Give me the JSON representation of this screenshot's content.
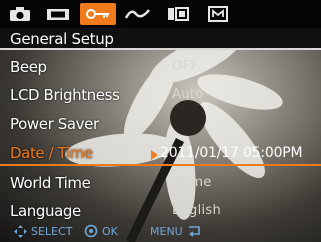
{
  "tabs": [
    {
      "icon": "camera-icon"
    },
    {
      "icon": "video-icon"
    },
    {
      "icon": "setup-key-icon",
      "active": true
    },
    {
      "icon": "wave-icon"
    },
    {
      "icon": "display-icon"
    },
    {
      "icon": "memory-icon"
    }
  ],
  "section": {
    "title": "General Setup"
  },
  "menu": [
    {
      "label": "Beep",
      "value": "OFF"
    },
    {
      "label": "LCD Brightness",
      "value": "Auto"
    },
    {
      "label": "Power Saver",
      "value": ""
    },
    {
      "label": "Date / Time",
      "value": "2011/01/17 05:00PM",
      "selected": true
    },
    {
      "label": "World Time",
      "value": "Home"
    },
    {
      "label": "Language",
      "value": "English"
    }
  ],
  "hints": {
    "select": "SELECT",
    "ok": "OK",
    "menu": "MENU"
  },
  "colors": {
    "accent": "#f07a1c",
    "hint": "#6fa6d8"
  }
}
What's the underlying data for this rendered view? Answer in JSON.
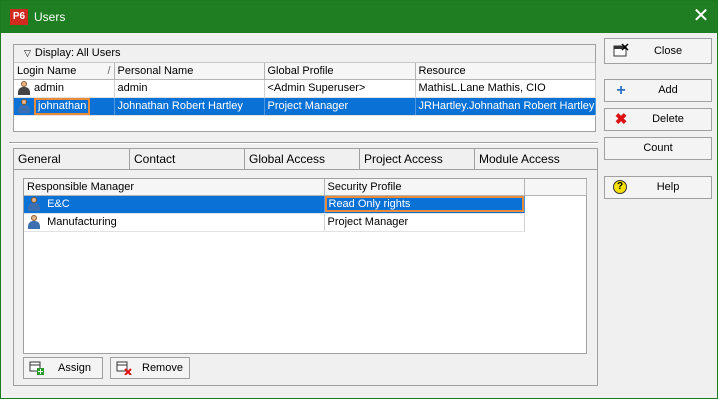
{
  "window": {
    "app_logo": "P6",
    "title": "Users",
    "close_glyph": "✕"
  },
  "users": {
    "display_label": "Display: All Users",
    "columns": [
      "Login Name",
      "Personal Name",
      "Global Profile",
      "Resource"
    ],
    "sort_indicator": "/",
    "rows": [
      {
        "login": "admin",
        "personal": "admin",
        "profile": "<Admin Superuser>",
        "resource": "MathisL.Lane Mathis, CIO"
      },
      {
        "login": "johnathan",
        "personal": "Johnathan Robert Hartley",
        "profile": "Project Manager",
        "resource": "JRHartley.Johnathan Robert Hartley"
      }
    ]
  },
  "tabs": [
    "General",
    "Contact",
    "Global Access",
    "Project Access",
    "Module Access"
  ],
  "project_access": {
    "columns": [
      "Responsible Manager",
      "Security Profile"
    ],
    "rows": [
      {
        "manager": "E&C",
        "security": "Read Only rights"
      },
      {
        "manager": "Manufacturing",
        "security": "Project Manager"
      }
    ],
    "assign_label": "Assign",
    "remove_label": "Remove"
  },
  "side_buttons": {
    "close": "Close",
    "add": "Add",
    "delete": "Delete",
    "count": "Count",
    "help": "Help"
  },
  "colors": {
    "titlebar": "#1f7e22",
    "selection": "#0a72d6",
    "focus": "#e98b3a",
    "logo": "#d12a1e"
  }
}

» **GIVEN PROBLEM**
Write the material out again exactly as it appears, dropping the pictures.

» **COMPLETE RESPONSE**
Give me the JSON representation of this screenshot's content.
{
  "tabs": [
    {
      "icon": "camera-icon"
    },
    {
      "icon": "video-icon"
    },
    {
      "icon": "setup-key-icon",
      "active": true
    },
    {
      "icon": "wave-icon"
    },
    {
      "icon": "display-icon"
    },
    {
      "icon": "memory-icon"
    }
  ],
  "section": {
    "title": "General Setup"
  },
  "menu": [
    {
      "label": "Beep",
      "value": "OFF"
    },
    {
      "label": "LCD Brightness",
      "value": "Auto"
    },
    {
      "label": "Power Saver",
      "value": ""
    },
    {
      "label": "Date / Time",
      "value": "2011/01/17 05:00PM",
      "selected": true
    },
    {
      "label": "World Time",
      "value": "Home"
    },
    {
      "label": "Language",
      "value": "English"
    }
  ],
  "hints": {
    "select": "SELECT",
    "ok": "OK",
    "menu": "MENU"
  },
  "colors": {
    "accent": "#f07a1c",
    "hint": "#6fa6d8"
  }
}
What's the underlying data for this rendered view? Answer in JSON.
{
  "window": {
    "app_logo": "P6",
    "title": "Users",
    "close_glyph": "✕"
  },
  "users": {
    "display_label": "Display: All Users",
    "columns": [
      "Login Name",
      "Personal Name",
      "Global Profile",
      "Resource"
    ],
    "sort_indicator": "/",
    "rows": [
      {
        "login": "admin",
        "personal": "admin",
        "profile": "<Admin Superuser>",
        "resource": "MathisL.Lane Mathis, CIO"
      },
      {
        "login": "johnathan",
        "personal": "Johnathan Robert Hartley",
        "profile": "Project Manager",
        "resource": "JRHartley.Johnathan Robert Hartley"
      }
    ]
  },
  "tabs": [
    "General",
    "Contact",
    "Global Access",
    "Project Access",
    "Module Access"
  ],
  "project_access": {
    "columns": [
      "Responsible Manager",
      "Security Profile"
    ],
    "rows": [
      {
        "manager": "E&C",
        "security": "Read Only rights"
      },
      {
        "manager": "Manufacturing",
        "security": "Project Manager"
      }
    ],
    "assign_label": "Assign",
    "remove_label": "Remove"
  },
  "side_buttons": {
    "close": "Close",
    "add": "Add",
    "delete": "Delete",
    "count": "Count",
    "help": "Help"
  },
  "colors": {
    "titlebar": "#1f7e22",
    "selection": "#0a72d6",
    "focus": "#e98b3a",
    "logo": "#d12a1e"
  }
}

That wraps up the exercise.